(What is needed): Can you restate the records below word for word?

(Exercise input):
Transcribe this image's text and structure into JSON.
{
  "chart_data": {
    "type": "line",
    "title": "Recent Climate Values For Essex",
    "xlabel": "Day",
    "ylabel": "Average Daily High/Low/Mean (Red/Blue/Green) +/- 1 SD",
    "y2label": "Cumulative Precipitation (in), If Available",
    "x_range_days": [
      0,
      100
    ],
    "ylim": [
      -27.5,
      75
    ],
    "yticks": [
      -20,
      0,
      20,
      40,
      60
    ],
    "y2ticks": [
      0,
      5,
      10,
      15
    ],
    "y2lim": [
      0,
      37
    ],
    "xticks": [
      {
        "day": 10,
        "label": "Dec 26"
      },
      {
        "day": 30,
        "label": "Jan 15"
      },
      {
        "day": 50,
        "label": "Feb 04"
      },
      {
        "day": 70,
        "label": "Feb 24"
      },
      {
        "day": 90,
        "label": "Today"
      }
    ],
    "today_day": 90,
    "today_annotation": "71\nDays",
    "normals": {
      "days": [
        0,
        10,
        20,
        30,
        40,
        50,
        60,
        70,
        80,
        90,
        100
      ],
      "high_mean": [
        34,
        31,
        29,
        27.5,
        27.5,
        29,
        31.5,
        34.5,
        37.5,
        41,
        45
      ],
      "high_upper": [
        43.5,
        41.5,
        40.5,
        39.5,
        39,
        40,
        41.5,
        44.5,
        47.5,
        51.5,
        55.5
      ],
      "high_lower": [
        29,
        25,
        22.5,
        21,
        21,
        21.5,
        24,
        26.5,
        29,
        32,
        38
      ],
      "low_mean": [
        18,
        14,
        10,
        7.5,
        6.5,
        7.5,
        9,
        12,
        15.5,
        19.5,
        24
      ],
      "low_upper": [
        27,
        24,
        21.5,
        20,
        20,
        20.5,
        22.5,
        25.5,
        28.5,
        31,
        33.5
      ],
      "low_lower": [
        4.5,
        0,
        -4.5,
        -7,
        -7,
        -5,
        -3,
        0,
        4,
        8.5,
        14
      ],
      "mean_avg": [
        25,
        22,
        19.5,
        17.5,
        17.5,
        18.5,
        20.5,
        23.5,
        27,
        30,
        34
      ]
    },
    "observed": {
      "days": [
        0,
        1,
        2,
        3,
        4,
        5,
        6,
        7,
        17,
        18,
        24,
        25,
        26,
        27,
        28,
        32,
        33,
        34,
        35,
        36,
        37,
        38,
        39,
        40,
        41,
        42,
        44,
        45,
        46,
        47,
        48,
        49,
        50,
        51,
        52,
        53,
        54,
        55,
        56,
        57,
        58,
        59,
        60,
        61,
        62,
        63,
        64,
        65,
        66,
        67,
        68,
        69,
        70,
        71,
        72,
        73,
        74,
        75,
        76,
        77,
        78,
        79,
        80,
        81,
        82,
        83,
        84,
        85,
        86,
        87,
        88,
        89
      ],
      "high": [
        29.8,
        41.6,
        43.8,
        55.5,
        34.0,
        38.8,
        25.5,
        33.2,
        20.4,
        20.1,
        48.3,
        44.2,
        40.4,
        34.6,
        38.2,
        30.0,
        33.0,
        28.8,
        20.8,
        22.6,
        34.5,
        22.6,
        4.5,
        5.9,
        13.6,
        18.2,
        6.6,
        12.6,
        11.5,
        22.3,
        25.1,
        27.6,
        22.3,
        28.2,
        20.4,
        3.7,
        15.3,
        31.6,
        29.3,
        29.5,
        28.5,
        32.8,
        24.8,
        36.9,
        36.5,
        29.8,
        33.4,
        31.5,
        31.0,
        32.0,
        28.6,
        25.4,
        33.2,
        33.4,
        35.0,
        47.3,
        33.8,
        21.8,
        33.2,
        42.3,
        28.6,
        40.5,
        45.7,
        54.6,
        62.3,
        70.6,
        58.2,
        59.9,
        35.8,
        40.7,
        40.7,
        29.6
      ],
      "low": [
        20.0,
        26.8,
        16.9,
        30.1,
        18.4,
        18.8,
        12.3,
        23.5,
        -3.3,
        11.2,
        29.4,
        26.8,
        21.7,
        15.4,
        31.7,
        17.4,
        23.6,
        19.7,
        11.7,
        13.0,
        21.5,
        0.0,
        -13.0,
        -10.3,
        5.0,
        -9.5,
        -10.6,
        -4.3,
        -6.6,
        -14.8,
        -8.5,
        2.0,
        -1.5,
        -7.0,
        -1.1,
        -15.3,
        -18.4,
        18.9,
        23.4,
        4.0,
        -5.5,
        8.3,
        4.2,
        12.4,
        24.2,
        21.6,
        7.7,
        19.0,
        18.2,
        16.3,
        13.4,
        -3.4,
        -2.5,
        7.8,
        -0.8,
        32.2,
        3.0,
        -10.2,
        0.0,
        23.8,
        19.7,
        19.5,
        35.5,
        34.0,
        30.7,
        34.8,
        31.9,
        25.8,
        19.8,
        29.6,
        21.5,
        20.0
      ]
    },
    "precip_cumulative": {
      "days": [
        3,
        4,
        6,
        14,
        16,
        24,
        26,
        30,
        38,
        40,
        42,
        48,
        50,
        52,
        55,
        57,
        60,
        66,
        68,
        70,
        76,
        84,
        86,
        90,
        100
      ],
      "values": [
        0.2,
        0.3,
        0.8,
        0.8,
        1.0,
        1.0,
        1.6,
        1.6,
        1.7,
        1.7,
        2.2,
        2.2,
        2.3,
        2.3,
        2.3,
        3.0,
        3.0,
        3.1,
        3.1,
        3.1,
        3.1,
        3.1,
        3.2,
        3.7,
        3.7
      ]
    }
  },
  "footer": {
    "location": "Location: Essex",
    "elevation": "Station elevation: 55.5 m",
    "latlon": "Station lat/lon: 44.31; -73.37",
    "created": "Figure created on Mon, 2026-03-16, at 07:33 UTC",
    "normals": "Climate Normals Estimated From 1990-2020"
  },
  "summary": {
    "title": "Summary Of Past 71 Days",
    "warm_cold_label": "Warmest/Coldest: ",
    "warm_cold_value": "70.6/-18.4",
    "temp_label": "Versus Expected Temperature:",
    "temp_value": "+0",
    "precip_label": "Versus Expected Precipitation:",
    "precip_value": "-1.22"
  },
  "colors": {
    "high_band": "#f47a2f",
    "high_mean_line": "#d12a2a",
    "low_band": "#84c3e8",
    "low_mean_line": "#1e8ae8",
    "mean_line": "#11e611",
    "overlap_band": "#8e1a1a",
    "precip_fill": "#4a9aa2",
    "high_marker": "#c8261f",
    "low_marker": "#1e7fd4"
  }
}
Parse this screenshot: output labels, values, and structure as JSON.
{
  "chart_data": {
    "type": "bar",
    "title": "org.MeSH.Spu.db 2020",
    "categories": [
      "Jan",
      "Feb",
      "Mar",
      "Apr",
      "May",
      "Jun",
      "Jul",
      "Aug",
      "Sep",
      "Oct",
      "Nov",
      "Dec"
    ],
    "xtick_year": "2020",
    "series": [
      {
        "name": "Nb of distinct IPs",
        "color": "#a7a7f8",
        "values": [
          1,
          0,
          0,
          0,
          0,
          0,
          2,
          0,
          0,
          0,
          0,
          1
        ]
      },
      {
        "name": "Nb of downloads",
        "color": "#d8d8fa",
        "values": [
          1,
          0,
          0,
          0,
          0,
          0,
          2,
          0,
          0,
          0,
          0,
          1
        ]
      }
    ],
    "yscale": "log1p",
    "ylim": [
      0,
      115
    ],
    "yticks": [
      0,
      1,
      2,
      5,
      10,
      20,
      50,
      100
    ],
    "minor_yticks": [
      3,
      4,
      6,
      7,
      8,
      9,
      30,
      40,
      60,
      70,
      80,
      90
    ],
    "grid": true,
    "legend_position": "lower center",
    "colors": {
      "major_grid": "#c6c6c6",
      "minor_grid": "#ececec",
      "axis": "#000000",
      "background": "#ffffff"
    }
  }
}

(Result of this exercise):
Transcribe this image's text and structure into JSON.
{
  "chart_data": {
    "type": "line",
    "title": "Recent Climate Values For Essex",
    "xlabel": "Day",
    "ylabel": "Average Daily High/Low/Mean (Red/Blue/Green) +/- 1 SD",
    "y2label": "Cumulative Precipitation (in), If Available",
    "x_range_days": [
      0,
      100
    ],
    "ylim": [
      -27.5,
      75
    ],
    "yticks": [
      -20,
      0,
      20,
      40,
      60
    ],
    "y2ticks": [
      0,
      5,
      10,
      15
    ],
    "y2lim": [
      0,
      37
    ],
    "xticks": [
      {
        "day": 10,
        "label": "Dec 26"
      },
      {
        "day": 30,
        "label": "Jan 15"
      },
      {
        "day": 50,
        "label": "Feb 04"
      },
      {
        "day": 70,
        "label": "Feb 24"
      },
      {
        "day": 90,
        "label": "Today"
      }
    ],
    "today_day": 90,
    "today_annotation": "71\nDays",
    "normals": {
      "days": [
        0,
        10,
        20,
        30,
        40,
        50,
        60,
        70,
        80,
        90,
        100
      ],
      "high_mean": [
        34,
        31,
        29,
        27.5,
        27.5,
        29,
        31.5,
        34.5,
        37.5,
        41,
        45
      ],
      "high_upper": [
        43.5,
        41.5,
        40.5,
        39.5,
        39,
        40,
        41.5,
        44.5,
        47.5,
        51.5,
        55.5
      ],
      "high_lower": [
        29,
        25,
        22.5,
        21,
        21,
        21.5,
        24,
        26.5,
        29,
        32,
        38
      ],
      "low_mean": [
        18,
        14,
        10,
        7.5,
        6.5,
        7.5,
        9,
        12,
        15.5,
        19.5,
        24
      ],
      "low_upper": [
        27,
        24,
        21.5,
        20,
        20,
        20.5,
        22.5,
        25.5,
        28.5,
        31,
        33.5
      ],
      "low_lower": [
        4.5,
        0,
        -4.5,
        -7,
        -7,
        -5,
        -3,
        0,
        4,
        8.5,
        14
      ],
      "mean_avg": [
        25,
        22,
        19.5,
        17.5,
        17.5,
        18.5,
        20.5,
        23.5,
        27,
        30,
        34
      ]
    },
    "observed": {
      "days": [
        0,
        1,
        2,
        3,
        4,
        5,
        6,
        7,
        17,
        18,
        24,
        25,
        26,
        27,
        28,
        32,
        33,
        34,
        35,
        36,
        37,
        38,
        39,
        40,
        41,
        42,
        44,
        45,
        46,
        47,
        48,
        49,
        50,
        51,
        52,
        53,
        54,
        55,
        56,
        57,
        58,
        59,
        60,
        61,
        62,
        63,
        64,
        65,
        66,
        67,
        68,
        69,
        70,
        71,
        72,
        73,
        74,
        75,
        76,
        77,
        78,
        79,
        80,
        81,
        82,
        83,
        84,
        85,
        86,
        87,
        88,
        89
      ],
      "high": [
        29.8,
        41.6,
        43.8,
        55.5,
        34.0,
        38.8,
        25.5,
        33.2,
        20.4,
        20.1,
        48.3,
        44.2,
        40.4,
        34.6,
        38.2,
        30.0,
        33.0,
        28.8,
        20.8,
        22.6,
        34.5,
        22.6,
        4.5,
        5.9,
        13.6,
        18.2,
        6.6,
        12.6,
        11.5,
        22.3,
        25.1,
        27.6,
        22.3,
        28.2,
        20.4,
        3.7,
        15.3,
        31.6,
        29.3,
        29.5,
        28.5,
        32.8,
        24.8,
        36.9,
        36.5,
        29.8,
        33.4,
        31.5,
        31.0,
        32.0,
        28.6,
        25.4,
        33.2,
        33.4,
        35.0,
        47.3,
        33.8,
        21.8,
        33.2,
        42.3,
        28.6,
        40.5,
        45.7,
        54.6,
        62.3,
        70.6,
        58.2,
        59.9,
        35.8,
        40.7,
        40.7,
        29.6
      ],
      "low": [
        20.0,
        26.8,
        16.9,
        30.1,
        18.4,
        18.8,
        12.3,
        23.5,
        -3.3,
        11.2,
        29.4,
        26.8,
        21.7,
        15.4,
        31.7,
        17.4,
        23.6,
        19.7,
        11.7,
        13.0,
        21.5,
        0.0,
        -13.0,
        -10.3,
        5.0,
        -9.5,
        -10.6,
        -4.3,
        -6.6,
        -14.8,
        -8.5,
        2.0,
        -1.5,
        -7.0,
        -1.1,
        -15.3,
        -18.4,
        18.9,
        23.4,
        4.0,
        -5.5,
        8.3,
        4.2,
        12.4,
        24.2,
        21.6,
        7.7,
        19.0,
        18.2,
        16.3,
        13.4,
        -3.4,
        -2.5,
        7.8,
        -0.8,
        32.2,
        3.0,
        -10.2,
        0.0,
        23.8,
        19.7,
        19.5,
        35.5,
        34.0,
        30.7,
        34.8,
        31.9,
        25.8,
        19.8,
        29.6,
        21.5,
        20.0
      ]
    },
    "precip_cumulative": {
      "days": [
        3,
        4,
        6,
        14,
        16,
        24,
        26,
        30,
        38,
        40,
        42,
        48,
        50,
        52,
        55,
        57,
        60,
        66,
        68,
        70,
        76,
        84,
        86,
        90,
        100
      ],
      "values": [
        0.2,
        0.3,
        0.8,
        0.8,
        1.0,
        1.0,
        1.6,
        1.6,
        1.7,
        1.7,
        2.2,
        2.2,
        2.3,
        2.3,
        2.3,
        3.0,
        3.0,
        3.1,
        3.1,
        3.1,
        3.1,
        3.1,
        3.2,
        3.7,
        3.7
      ]
    }
  },
  "footer": {
    "location": "Location: Essex",
    "elevation": "Station elevation: 55.5 m",
    "latlon": "Station lat/lon: 44.31; -73.37",
    "created": "Figure created on Mon, 2026-03-16, at 07:33 UTC",
    "normals": "Climate Normals Estimated From 1990-2020"
  },
  "summary": {
    "title": "Summary Of Past 71 Days",
    "warm_cold_label": "Warmest/Coldest: ",
    "warm_cold_value": "70.6/-18.4",
    "temp_label": "Versus Expected Temperature:",
    "temp_value": "+0",
    "precip_label": "Versus Expected Precipitation:",
    "precip_value": "-1.22"
  },
  "colors": {
    "high_band": "#f47a2f",
    "high_mean_line": "#d12a2a",
    "low_band": "#84c3e8",
    "low_mean_line": "#1e8ae8",
    "mean_line": "#11e611",
    "overlap_band": "#8e1a1a",
    "precip_fill": "#4a9aa2",
    "high_marker": "#c8261f",
    "low_marker": "#1e7fd4"
  }
}
Parse this screenshot: output labels, values, and structure as JSON.
{
  "chart_data": {
    "type": "bar",
    "title": "org.MeSH.Spu.db 2020",
    "categories": [
      "Jan",
      "Feb",
      "Mar",
      "Apr",
      "May",
      "Jun",
      "Jul",
      "Aug",
      "Sep",
      "Oct",
      "Nov",
      "Dec"
    ],
    "xtick_year": "2020",
    "series": [
      {
        "name": "Nb of distinct IPs",
        "color": "#a7a7f8",
        "values": [
          1,
          0,
          0,
          0,
          0,
          0,
          2,
          0,
          0,
          0,
          0,
          1
        ]
      },
      {
        "name": "Nb of downloads",
        "color": "#d8d8fa",
        "values": [
          1,
          0,
          0,
          0,
          0,
          0,
          2,
          0,
          0,
          0,
          0,
          1
        ]
      }
    ],
    "yscale": "log1p",
    "ylim": [
      0,
      115
    ],
    "yticks": [
      0,
      1,
      2,
      5,
      10,
      20,
      50,
      100
    ],
    "minor_yticks": [
      3,
      4,
      6,
      7,
      8,
      9,
      30,
      40,
      60,
      70,
      80,
      90
    ],
    "grid": true,
    "legend_position": "lower center",
    "colors": {
      "major_grid": "#c6c6c6",
      "minor_grid": "#ececec",
      "axis": "#000000",
      "background": "#ffffff"
    }
  }
}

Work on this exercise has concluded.